→ Exercise
Go through the records and give each one again exactly.
+-------+
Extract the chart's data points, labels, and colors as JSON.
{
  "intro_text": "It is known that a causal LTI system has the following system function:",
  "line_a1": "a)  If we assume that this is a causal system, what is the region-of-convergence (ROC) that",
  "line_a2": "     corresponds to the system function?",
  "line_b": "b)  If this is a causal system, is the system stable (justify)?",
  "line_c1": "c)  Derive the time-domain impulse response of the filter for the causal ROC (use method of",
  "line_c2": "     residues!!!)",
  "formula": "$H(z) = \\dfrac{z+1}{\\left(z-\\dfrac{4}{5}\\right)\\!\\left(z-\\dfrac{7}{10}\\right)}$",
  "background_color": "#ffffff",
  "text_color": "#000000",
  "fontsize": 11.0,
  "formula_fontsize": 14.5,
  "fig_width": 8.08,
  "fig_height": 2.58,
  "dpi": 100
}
+-------+
→ Task result
Extract the chart's data points, labels, and colors as JSON.
{
  "intro_text": "It is known that a causal LTI system has the following system function:",
  "line_a1": "a)  If we assume that this is a causal system, what is the region-of-convergence (ROC) that",
  "line_a2": "     corresponds to the system function?",
  "line_b": "b)  If this is a causal system, is the system stable (justify)?",
  "line_c1": "c)  Derive the time-domain impulse response of the filter for the causal ROC (use method of",
  "line_c2": "     residues!!!)",
  "formula": "$H(z) = \\dfrac{z+1}{\\left(z-\\dfrac{4}{5}\\right)\\!\\left(z-\\dfrac{7}{10}\\right)}$",
  "background_color": "#ffffff",
  "text_color": "#000000",
  "fontsize": 11.0,
  "formula_fontsize": 14.5,
  "fig_width": 8.08,
  "fig_height": 2.58,
  "dpi": 100
}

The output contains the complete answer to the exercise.